Exercise instructions: Return each line of the listing below, unchanged, and omit the images.

Provided records:
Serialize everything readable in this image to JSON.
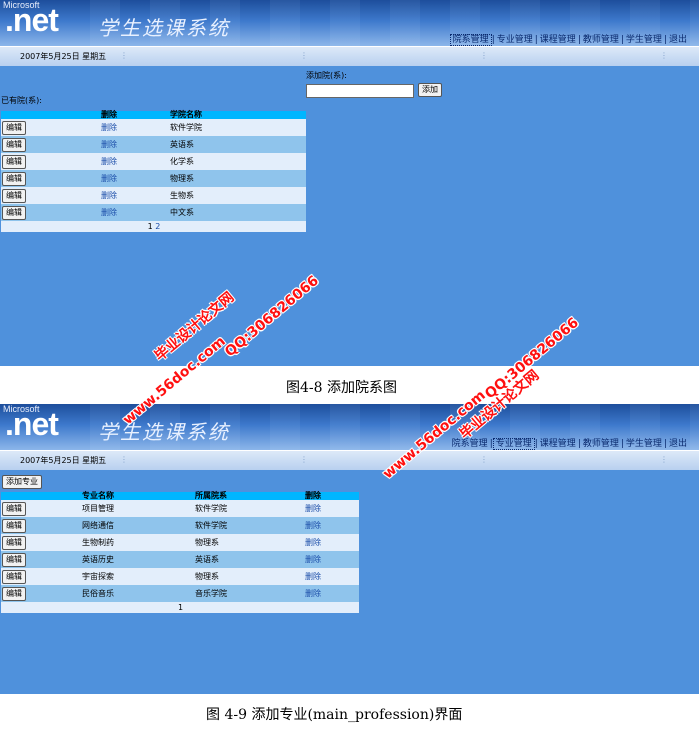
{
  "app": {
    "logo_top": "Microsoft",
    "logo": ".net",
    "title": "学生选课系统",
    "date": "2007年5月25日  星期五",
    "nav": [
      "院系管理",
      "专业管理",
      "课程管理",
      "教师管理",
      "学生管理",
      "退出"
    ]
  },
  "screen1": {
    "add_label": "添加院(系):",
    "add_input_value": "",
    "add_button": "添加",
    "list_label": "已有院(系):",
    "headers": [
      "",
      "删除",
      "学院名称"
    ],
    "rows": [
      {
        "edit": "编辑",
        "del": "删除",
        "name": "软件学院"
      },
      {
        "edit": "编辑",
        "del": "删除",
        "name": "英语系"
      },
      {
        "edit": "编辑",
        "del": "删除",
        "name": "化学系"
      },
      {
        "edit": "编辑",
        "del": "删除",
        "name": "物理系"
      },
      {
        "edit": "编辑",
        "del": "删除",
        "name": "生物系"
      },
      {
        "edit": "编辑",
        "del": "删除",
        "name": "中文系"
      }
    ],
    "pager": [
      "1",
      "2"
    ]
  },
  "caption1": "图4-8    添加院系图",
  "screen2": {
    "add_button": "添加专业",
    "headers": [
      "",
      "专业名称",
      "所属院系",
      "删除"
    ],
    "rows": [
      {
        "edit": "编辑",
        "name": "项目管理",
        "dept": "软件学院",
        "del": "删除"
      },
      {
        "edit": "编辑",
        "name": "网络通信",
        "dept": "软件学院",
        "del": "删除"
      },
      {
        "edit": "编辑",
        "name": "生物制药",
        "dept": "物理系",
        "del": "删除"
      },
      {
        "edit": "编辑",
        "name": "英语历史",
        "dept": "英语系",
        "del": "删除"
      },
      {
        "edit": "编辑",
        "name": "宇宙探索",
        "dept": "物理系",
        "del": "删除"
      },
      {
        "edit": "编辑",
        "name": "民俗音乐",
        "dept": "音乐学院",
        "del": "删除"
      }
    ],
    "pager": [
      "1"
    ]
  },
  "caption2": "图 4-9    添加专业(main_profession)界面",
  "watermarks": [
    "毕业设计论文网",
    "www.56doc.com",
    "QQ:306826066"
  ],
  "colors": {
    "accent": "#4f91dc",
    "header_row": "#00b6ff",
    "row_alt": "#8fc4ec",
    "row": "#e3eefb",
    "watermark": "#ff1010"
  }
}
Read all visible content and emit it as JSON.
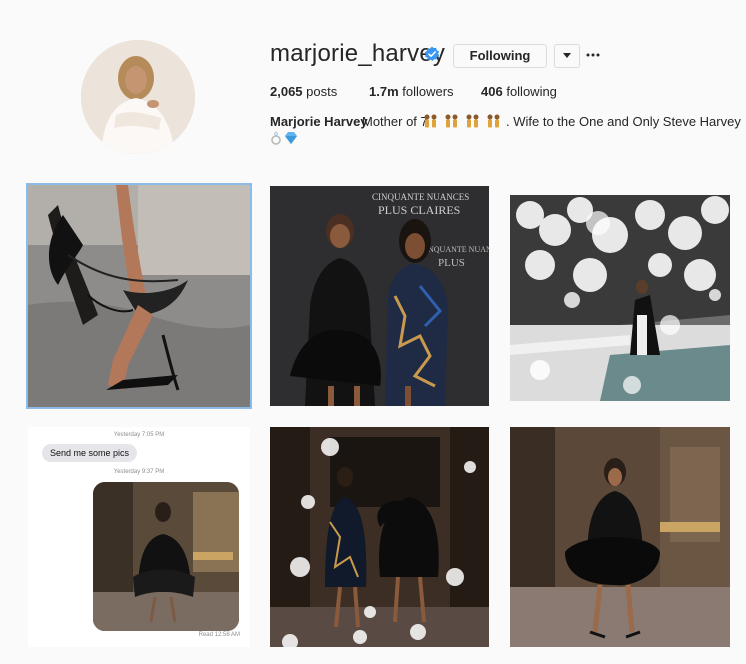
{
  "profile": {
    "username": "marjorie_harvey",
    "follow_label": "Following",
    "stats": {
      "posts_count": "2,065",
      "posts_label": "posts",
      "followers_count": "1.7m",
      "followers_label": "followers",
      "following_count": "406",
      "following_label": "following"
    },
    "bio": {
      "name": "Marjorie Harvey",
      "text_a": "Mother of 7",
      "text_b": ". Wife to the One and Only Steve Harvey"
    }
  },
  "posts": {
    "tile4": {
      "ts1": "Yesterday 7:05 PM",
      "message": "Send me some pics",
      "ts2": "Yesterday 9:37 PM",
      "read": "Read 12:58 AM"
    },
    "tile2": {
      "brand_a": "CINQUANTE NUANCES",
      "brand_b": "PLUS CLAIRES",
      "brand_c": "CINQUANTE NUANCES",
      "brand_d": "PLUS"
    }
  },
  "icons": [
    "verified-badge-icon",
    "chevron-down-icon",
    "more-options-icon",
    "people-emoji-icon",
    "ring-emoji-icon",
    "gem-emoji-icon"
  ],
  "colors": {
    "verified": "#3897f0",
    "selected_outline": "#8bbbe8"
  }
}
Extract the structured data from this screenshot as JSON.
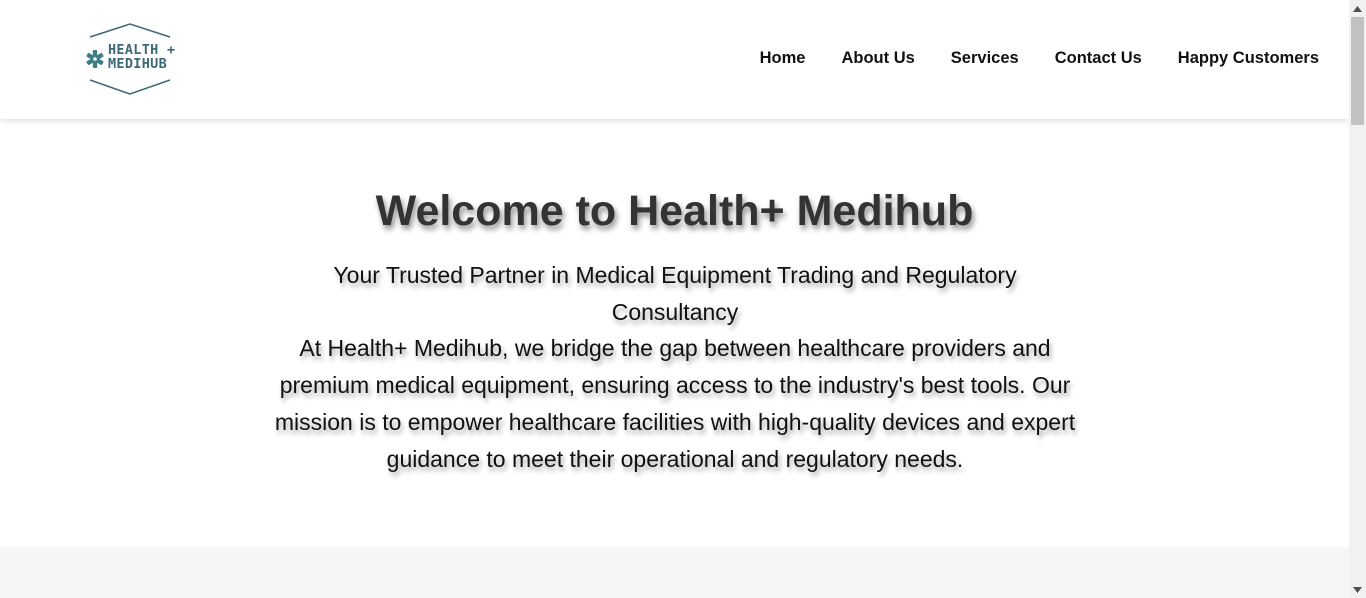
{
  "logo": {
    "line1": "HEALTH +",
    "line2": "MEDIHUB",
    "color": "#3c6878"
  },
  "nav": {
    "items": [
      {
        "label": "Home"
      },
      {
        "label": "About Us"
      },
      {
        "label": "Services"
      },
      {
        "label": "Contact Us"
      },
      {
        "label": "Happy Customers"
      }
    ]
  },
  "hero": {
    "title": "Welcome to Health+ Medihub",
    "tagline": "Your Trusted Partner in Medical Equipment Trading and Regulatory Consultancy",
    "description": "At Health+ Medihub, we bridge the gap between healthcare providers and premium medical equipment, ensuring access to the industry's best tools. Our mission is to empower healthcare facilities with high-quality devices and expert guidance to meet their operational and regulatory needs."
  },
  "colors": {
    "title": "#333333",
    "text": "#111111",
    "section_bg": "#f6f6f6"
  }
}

Solved exercise:
Serialize everything readable in this image to JSON.
{
  "app": {
    "logo_top": "Microsoft",
    "logo": ".net",
    "title": "学生选课系统",
    "date": "2007年5月25日  星期五",
    "nav": [
      "院系管理",
      "专业管理",
      "课程管理",
      "教师管理",
      "学生管理",
      "退出"
    ]
  },
  "screen1": {
    "add_label": "添加院(系):",
    "add_input_value": "",
    "add_button": "添加",
    "list_label": "已有院(系):",
    "headers": [
      "",
      "删除",
      "学院名称"
    ],
    "rows": [
      {
        "edit": "编辑",
        "del": "删除",
        "name": "软件学院"
      },
      {
        "edit": "编辑",
        "del": "删除",
        "name": "英语系"
      },
      {
        "edit": "编辑",
        "del": "删除",
        "name": "化学系"
      },
      {
        "edit": "编辑",
        "del": "删除",
        "name": "物理系"
      },
      {
        "edit": "编辑",
        "del": "删除",
        "name": "生物系"
      },
      {
        "edit": "编辑",
        "del": "删除",
        "name": "中文系"
      }
    ],
    "pager": [
      "1",
      "2"
    ]
  },
  "caption1": "图4-8    添加院系图",
  "screen2": {
    "add_button": "添加专业",
    "headers": [
      "",
      "专业名称",
      "所属院系",
      "删除"
    ],
    "rows": [
      {
        "edit": "编辑",
        "name": "项目管理",
        "dept": "软件学院",
        "del": "删除"
      },
      {
        "edit": "编辑",
        "name": "网络通信",
        "dept": "软件学院",
        "del": "删除"
      },
      {
        "edit": "编辑",
        "name": "生物制药",
        "dept": "物理系",
        "del": "删除"
      },
      {
        "edit": "编辑",
        "name": "英语历史",
        "dept": "英语系",
        "del": "删除"
      },
      {
        "edit": "编辑",
        "name": "宇宙探索",
        "dept": "物理系",
        "del": "删除"
      },
      {
        "edit": "编辑",
        "name": "民俗音乐",
        "dept": "音乐学院",
        "del": "删除"
      }
    ],
    "pager": [
      "1"
    ]
  },
  "caption2": "图 4-9    添加专业(main_profession)界面",
  "watermarks": [
    "毕业设计论文网",
    "www.56doc.com",
    "QQ:306826066"
  ],
  "colors": {
    "accent": "#4f91dc",
    "header_row": "#00b6ff",
    "row_alt": "#8fc4ec",
    "row": "#e3eefb",
    "watermark": "#ff1010"
  }
}
Read all visible content and emit it as JSON.
{
  "profile": {
    "username": "marjorie_harvey",
    "follow_label": "Following",
    "stats": {
      "posts_count": "2,065",
      "posts_label": "posts",
      "followers_count": "1.7m",
      "followers_label": "followers",
      "following_count": "406",
      "following_label": "following"
    },
    "bio": {
      "name": "Marjorie Harvey",
      "text_a": "Mother of 7",
      "text_b": ". Wife to the One and Only Steve Harvey"
    }
  },
  "posts": {
    "tile4": {
      "ts1": "Yesterday 7:05 PM",
      "message": "Send me some pics",
      "ts2": "Yesterday 9:37 PM",
      "read": "Read 12:58 AM"
    },
    "tile2": {
      "brand_a": "CINQUANTE NUANCES",
      "brand_b": "PLUS CLAIRES",
      "brand_c": "CINQUANTE NUANCES",
      "brand_d": "PLUS"
    }
  },
  "icons": [
    "verified-badge-icon",
    "chevron-down-icon",
    "more-options-icon",
    "people-emoji-icon",
    "ring-emoji-icon",
    "gem-emoji-icon"
  ],
  "colors": {
    "verified": "#3897f0",
    "selected_outline": "#8bbbe8"
  }
}
Extract the structured data from this screenshot as JSON.
{
  "logo": {
    "line1": "HEALTH +",
    "line2": "MEDIHUB",
    "color": "#3c6878"
  },
  "nav": {
    "items": [
      {
        "label": "Home"
      },
      {
        "label": "About Us"
      },
      {
        "label": "Services"
      },
      {
        "label": "Contact Us"
      },
      {
        "label": "Happy Customers"
      }
    ]
  },
  "hero": {
    "title": "Welcome to Health+ Medihub",
    "tagline": "Your Trusted Partner in Medical Equipment Trading and Regulatory Consultancy",
    "description": "At Health+ Medihub, we bridge the gap between healthcare providers and premium medical equipment, ensuring access to the industry's best tools. Our mission is to empower healthcare facilities with high-quality devices and expert guidance to meet their operational and regulatory needs."
  },
  "colors": {
    "title": "#333333",
    "text": "#111111",
    "section_bg": "#f6f6f6"
  }
}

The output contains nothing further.